[begin Excerpted records]

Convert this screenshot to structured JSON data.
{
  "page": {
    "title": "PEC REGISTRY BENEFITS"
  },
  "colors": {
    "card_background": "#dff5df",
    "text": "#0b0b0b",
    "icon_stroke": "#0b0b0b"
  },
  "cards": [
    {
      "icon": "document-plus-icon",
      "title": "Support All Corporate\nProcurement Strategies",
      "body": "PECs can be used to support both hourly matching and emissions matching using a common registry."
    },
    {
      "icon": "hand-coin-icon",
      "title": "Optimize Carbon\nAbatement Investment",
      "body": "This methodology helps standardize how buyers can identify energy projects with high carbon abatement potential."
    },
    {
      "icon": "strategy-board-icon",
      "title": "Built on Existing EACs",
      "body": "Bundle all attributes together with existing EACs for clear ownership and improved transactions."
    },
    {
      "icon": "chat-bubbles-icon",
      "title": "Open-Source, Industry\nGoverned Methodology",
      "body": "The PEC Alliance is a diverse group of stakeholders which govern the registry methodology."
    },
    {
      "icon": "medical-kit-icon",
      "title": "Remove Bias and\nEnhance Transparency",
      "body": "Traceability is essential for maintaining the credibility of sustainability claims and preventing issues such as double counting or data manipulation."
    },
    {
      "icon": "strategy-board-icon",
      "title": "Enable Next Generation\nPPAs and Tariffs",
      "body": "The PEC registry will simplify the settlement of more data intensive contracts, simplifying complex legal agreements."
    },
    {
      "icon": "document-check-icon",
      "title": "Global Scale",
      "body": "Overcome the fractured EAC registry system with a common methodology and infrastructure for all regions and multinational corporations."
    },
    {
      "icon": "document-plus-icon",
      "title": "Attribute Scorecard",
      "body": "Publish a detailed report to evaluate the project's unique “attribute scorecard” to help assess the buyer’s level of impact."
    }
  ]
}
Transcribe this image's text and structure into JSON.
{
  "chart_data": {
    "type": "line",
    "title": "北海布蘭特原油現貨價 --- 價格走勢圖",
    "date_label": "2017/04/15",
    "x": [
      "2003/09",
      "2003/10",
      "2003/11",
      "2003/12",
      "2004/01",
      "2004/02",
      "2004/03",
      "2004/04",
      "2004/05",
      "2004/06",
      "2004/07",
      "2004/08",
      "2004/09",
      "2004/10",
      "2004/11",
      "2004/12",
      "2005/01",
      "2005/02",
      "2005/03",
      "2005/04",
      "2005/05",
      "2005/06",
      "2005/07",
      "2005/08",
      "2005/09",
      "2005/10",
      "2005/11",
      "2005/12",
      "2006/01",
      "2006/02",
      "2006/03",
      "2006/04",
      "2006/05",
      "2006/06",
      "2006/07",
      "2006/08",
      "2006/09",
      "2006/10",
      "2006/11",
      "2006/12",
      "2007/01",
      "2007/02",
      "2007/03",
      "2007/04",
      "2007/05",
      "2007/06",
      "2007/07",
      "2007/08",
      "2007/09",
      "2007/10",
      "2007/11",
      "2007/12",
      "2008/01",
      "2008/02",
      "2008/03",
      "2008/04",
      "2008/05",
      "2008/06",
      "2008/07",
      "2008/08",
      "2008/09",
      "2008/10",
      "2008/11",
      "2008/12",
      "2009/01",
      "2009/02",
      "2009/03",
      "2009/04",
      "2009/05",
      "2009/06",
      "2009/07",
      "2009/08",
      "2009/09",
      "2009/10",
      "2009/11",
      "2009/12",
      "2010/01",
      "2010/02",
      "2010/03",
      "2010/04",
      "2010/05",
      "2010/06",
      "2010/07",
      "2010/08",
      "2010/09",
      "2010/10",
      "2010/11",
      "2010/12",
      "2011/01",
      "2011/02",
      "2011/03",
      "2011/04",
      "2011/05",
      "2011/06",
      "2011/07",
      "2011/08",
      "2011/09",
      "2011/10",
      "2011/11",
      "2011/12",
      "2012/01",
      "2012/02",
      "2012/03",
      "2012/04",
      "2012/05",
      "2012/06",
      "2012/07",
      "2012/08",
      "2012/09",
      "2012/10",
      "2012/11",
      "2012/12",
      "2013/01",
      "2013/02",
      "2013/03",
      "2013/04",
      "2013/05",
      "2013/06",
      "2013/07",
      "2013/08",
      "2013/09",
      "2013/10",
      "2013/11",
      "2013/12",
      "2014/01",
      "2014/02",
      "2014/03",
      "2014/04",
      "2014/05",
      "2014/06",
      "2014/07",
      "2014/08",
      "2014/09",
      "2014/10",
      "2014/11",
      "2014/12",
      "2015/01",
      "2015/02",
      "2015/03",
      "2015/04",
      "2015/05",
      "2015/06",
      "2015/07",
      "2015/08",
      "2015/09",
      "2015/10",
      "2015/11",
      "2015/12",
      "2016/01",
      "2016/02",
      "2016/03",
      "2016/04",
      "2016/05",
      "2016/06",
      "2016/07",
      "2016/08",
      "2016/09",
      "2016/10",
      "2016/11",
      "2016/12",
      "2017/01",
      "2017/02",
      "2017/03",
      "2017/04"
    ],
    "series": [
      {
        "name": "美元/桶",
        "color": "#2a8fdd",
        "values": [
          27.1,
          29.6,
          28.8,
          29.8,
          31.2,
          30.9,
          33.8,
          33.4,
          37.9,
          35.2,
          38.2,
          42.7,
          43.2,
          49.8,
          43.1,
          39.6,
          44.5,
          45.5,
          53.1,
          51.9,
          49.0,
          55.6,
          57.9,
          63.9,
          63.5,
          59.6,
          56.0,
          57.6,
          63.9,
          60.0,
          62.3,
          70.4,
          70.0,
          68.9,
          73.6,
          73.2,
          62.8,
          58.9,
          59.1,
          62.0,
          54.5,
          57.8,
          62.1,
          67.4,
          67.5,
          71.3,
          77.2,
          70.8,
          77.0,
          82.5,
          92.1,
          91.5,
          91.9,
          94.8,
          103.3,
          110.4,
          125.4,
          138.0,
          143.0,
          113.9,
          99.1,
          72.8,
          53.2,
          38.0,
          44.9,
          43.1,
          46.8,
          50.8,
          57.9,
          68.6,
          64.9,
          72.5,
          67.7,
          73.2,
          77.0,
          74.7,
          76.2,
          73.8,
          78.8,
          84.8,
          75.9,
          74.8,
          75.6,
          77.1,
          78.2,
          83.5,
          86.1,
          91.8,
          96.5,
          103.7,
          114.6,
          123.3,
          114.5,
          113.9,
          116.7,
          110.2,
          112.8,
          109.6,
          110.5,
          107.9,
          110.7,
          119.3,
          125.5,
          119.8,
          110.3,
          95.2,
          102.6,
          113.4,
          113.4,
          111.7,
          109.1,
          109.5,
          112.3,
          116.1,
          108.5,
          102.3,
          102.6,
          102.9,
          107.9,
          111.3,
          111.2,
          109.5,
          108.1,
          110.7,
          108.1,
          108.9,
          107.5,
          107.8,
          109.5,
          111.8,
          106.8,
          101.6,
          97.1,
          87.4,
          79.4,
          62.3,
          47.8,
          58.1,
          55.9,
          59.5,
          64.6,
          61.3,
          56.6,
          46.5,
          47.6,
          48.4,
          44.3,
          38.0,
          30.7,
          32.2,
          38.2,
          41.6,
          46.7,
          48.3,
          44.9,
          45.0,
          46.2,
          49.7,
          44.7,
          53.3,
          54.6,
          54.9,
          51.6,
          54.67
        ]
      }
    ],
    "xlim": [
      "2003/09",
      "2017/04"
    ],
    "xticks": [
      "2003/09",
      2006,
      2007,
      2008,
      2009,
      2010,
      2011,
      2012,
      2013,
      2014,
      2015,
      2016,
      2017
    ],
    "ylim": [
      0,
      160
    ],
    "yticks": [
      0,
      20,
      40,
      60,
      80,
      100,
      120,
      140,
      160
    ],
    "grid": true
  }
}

[end Excerpted records]

The answer should be a single number: the count of lines in the data that include the string "title".

» **Task output**
10